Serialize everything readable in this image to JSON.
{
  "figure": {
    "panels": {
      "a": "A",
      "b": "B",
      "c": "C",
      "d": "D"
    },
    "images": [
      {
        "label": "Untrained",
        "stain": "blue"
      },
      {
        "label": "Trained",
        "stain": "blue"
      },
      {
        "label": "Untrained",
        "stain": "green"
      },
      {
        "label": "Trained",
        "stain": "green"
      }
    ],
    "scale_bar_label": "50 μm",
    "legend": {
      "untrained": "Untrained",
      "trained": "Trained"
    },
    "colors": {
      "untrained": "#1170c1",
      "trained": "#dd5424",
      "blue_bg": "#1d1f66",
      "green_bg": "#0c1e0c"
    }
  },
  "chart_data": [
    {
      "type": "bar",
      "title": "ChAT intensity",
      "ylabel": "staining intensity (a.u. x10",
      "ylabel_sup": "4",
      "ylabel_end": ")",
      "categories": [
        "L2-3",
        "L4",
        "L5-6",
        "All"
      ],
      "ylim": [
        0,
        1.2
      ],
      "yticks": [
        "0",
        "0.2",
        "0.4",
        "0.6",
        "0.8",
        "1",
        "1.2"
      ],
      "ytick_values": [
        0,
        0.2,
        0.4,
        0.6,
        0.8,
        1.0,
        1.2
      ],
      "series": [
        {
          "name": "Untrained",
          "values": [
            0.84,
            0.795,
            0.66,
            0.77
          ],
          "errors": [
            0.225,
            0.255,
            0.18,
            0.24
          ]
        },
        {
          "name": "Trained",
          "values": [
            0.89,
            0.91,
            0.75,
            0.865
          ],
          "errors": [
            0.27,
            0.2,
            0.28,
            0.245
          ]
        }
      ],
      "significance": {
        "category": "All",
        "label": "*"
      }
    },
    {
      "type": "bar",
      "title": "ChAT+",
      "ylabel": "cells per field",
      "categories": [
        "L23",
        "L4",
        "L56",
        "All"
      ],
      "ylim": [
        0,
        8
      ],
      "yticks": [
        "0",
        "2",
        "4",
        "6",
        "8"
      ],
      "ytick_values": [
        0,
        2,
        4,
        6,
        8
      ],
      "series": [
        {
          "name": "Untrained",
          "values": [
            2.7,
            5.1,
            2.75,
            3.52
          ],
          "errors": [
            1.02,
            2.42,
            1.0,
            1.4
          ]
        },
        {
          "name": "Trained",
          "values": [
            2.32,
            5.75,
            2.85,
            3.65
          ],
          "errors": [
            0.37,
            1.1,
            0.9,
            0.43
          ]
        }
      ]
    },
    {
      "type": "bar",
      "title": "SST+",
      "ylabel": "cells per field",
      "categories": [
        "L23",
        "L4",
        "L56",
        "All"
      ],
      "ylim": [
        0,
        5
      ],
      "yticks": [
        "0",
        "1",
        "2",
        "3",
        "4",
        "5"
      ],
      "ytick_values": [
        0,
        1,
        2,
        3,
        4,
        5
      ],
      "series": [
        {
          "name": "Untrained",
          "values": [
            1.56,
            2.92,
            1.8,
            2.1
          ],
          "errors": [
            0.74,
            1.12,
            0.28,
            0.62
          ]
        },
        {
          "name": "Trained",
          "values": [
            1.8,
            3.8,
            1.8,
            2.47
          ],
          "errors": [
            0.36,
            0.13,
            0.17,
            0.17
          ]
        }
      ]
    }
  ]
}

◆ ◆ ◆ ◆

§ BRIEF:
Each record above should be restated word for word.

§ EXERCISE SOLUTION:
Serialize everything readable in this image to JSON.
{
  "figure": {
    "panels": {
      "a": "A",
      "b": "B",
      "c": "C",
      "d": "D"
    },
    "images": [
      {
        "label": "Untrained",
        "stain": "blue"
      },
      {
        "label": "Trained",
        "stain": "blue"
      },
      {
        "label": "Untrained",
        "stain": "green"
      },
      {
        "label": "Trained",
        "stain": "green"
      }
    ],
    "scale_bar_label": "50 μm",
    "legend": {
      "untrained": "Untrained",
      "trained": "Trained"
    },
    "colors": {
      "untrained": "#1170c1",
      "trained": "#dd5424",
      "blue_bg": "#1d1f66",
      "green_bg": "#0c1e0c"
    }
  },
  "chart_data": [
    {
      "type": "bar",
      "title": "ChAT intensity",
      "ylabel": "staining intensity (a.u. x10",
      "ylabel_sup": "4",
      "ylabel_end": ")",
      "categories": [
        "L2-3",
        "L4",
        "L5-6",
        "All"
      ],
      "ylim": [
        0,
        1.2
      ],
      "yticks": [
        "0",
        "0.2",
        "0.4",
        "0.6",
        "0.8",
        "1",
        "1.2"
      ],
      "ytick_values": [
        0,
        0.2,
        0.4,
        0.6,
        0.8,
        1.0,
        1.2
      ],
      "series": [
        {
          "name": "Untrained",
          "values": [
            0.84,
            0.795,
            0.66,
            0.77
          ],
          "errors": [
            0.225,
            0.255,
            0.18,
            0.24
          ]
        },
        {
          "name": "Trained",
          "values": [
            0.89,
            0.91,
            0.75,
            0.865
          ],
          "errors": [
            0.27,
            0.2,
            0.28,
            0.245
          ]
        }
      ],
      "significance": {
        "category": "All",
        "label": "*"
      }
    },
    {
      "type": "bar",
      "title": "ChAT+",
      "ylabel": "cells per field",
      "categories": [
        "L23",
        "L4",
        "L56",
        "All"
      ],
      "ylim": [
        0,
        8
      ],
      "yticks": [
        "0",
        "2",
        "4",
        "6",
        "8"
      ],
      "ytick_values": [
        0,
        2,
        4,
        6,
        8
      ],
      "series": [
        {
          "name": "Untrained",
          "values": [
            2.7,
            5.1,
            2.75,
            3.52
          ],
          "errors": [
            1.02,
            2.42,
            1.0,
            1.4
          ]
        },
        {
          "name": "Trained",
          "values": [
            2.32,
            5.75,
            2.85,
            3.65
          ],
          "errors": [
            0.37,
            1.1,
            0.9,
            0.43
          ]
        }
      ]
    },
    {
      "type": "bar",
      "title": "SST+",
      "ylabel": "cells per field",
      "categories": [
        "L23",
        "L4",
        "L56",
        "All"
      ],
      "ylim": [
        0,
        5
      ],
      "yticks": [
        "0",
        "1",
        "2",
        "3",
        "4",
        "5"
      ],
      "ytick_values": [
        0,
        1,
        2,
        3,
        4,
        5
      ],
      "series": [
        {
          "name": "Untrained",
          "values": [
            1.56,
            2.92,
            1.8,
            2.1
          ],
          "errors": [
            0.74,
            1.12,
            0.28,
            0.62
          ]
        },
        {
          "name": "Trained",
          "values": [
            1.8,
            3.8,
            1.8,
            2.47
          ],
          "errors": [
            0.36,
            0.13,
            0.17,
            0.17
          ]
        }
      ]
    }
  ]
}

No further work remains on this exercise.